= Brief =
Reproduce each line from the records that holds "lower".

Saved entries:
============================================================

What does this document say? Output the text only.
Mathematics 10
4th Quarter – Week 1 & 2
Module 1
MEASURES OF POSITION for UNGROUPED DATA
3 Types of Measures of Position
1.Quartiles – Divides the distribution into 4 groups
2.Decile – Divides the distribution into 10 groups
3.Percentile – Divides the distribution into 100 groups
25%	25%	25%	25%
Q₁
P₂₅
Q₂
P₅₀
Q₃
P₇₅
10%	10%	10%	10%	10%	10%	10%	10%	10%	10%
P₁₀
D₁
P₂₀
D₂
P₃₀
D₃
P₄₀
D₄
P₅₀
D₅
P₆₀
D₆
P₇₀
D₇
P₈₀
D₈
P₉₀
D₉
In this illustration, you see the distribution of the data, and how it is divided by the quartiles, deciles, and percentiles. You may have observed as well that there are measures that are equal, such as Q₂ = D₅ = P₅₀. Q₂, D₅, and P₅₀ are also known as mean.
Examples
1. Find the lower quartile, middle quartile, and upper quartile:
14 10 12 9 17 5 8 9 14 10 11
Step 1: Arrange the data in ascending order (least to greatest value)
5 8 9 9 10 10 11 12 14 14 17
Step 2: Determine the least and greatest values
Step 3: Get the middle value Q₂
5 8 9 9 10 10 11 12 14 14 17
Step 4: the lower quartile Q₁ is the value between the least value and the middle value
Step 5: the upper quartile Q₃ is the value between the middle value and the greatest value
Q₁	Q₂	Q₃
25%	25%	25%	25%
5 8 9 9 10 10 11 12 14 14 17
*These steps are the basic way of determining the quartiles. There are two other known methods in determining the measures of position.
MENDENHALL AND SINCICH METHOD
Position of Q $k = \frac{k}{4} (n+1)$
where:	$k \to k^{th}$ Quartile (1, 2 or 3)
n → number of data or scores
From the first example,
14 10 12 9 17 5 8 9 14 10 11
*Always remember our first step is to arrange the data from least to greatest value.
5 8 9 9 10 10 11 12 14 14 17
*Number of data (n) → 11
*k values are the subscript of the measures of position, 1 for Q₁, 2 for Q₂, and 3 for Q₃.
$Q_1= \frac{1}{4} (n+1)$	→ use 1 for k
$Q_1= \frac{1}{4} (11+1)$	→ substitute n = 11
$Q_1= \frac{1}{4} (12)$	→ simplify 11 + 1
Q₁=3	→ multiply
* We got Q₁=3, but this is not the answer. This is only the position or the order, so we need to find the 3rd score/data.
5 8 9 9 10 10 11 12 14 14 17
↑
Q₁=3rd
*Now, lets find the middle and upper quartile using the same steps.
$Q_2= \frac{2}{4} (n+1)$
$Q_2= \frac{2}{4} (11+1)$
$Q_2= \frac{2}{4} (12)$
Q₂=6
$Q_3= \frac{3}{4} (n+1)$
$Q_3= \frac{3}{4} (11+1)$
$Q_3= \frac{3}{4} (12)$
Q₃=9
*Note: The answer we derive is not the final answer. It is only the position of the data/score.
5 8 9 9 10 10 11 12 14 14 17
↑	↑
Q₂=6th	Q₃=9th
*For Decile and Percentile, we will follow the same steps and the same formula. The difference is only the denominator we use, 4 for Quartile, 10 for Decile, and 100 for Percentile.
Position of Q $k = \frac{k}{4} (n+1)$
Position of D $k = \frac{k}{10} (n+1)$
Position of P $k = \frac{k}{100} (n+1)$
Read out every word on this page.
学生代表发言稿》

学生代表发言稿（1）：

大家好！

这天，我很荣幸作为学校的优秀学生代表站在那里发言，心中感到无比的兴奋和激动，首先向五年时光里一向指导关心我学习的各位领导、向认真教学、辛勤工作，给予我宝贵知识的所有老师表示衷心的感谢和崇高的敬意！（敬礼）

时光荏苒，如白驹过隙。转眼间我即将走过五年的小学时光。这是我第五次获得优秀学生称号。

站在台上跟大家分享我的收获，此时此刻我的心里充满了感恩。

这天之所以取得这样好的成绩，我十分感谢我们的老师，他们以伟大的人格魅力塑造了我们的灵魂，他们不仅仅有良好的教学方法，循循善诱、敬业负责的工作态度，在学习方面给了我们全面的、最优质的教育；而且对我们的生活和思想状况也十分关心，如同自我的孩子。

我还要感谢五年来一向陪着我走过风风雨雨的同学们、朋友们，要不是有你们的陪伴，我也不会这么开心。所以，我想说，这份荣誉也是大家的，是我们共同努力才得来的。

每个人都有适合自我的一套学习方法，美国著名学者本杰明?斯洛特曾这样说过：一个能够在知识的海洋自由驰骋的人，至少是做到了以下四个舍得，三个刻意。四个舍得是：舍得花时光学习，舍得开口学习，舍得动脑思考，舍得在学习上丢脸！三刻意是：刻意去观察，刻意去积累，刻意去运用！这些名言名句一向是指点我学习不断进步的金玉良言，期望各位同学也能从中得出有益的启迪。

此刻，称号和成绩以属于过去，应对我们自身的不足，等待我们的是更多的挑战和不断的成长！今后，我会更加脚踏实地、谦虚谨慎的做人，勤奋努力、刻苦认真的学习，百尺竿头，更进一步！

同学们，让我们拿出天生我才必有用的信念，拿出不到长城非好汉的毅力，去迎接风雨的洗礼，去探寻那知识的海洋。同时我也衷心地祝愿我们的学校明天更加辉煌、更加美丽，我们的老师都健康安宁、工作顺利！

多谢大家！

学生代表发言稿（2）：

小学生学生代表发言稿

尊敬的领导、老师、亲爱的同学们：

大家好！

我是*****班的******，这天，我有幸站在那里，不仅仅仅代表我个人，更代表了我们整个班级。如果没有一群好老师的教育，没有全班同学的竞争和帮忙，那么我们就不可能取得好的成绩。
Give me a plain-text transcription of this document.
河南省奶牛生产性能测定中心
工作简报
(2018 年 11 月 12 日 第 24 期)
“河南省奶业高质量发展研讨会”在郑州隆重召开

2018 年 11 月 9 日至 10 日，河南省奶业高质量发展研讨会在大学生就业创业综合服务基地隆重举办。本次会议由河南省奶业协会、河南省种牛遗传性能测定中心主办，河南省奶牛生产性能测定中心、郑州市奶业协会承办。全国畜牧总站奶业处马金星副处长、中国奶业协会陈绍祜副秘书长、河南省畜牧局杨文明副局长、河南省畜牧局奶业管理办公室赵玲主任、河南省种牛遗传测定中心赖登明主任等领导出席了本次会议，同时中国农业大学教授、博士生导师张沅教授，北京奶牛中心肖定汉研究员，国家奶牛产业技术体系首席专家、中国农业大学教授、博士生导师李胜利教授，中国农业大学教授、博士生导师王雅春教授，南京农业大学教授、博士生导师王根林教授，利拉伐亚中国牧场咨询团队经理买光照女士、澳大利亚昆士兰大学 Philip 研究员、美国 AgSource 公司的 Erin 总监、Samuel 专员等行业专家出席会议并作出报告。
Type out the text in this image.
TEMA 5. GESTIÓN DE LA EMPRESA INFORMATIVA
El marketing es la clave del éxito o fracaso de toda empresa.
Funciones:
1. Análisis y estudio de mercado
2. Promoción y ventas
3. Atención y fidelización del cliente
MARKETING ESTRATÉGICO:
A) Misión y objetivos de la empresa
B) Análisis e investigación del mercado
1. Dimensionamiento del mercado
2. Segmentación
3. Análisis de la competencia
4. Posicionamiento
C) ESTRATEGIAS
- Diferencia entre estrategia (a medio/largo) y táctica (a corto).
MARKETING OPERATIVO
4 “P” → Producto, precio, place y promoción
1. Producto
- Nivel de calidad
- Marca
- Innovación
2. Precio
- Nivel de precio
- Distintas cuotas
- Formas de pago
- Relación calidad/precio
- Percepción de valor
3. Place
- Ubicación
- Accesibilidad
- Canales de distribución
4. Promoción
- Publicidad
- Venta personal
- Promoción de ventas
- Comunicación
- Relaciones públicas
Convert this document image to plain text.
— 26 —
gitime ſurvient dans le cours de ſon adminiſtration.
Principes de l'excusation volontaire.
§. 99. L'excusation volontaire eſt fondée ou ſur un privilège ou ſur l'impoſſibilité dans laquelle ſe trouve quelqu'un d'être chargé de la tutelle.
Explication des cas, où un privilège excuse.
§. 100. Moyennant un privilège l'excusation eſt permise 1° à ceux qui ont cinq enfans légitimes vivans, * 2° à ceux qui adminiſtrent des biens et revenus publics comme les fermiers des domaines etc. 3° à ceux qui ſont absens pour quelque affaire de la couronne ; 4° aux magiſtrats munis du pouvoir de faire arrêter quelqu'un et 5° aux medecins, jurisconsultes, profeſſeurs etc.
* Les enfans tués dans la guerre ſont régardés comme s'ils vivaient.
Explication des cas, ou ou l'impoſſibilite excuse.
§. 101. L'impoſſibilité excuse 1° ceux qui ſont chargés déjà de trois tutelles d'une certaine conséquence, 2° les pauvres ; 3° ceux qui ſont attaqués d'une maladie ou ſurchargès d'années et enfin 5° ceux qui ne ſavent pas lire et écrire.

============================================================

= Exercise output =
1. Find the lower quartile, middle quartile, and upper quartile:
Step 4: the lower quartile Q₁ is the value between the least value and the middle value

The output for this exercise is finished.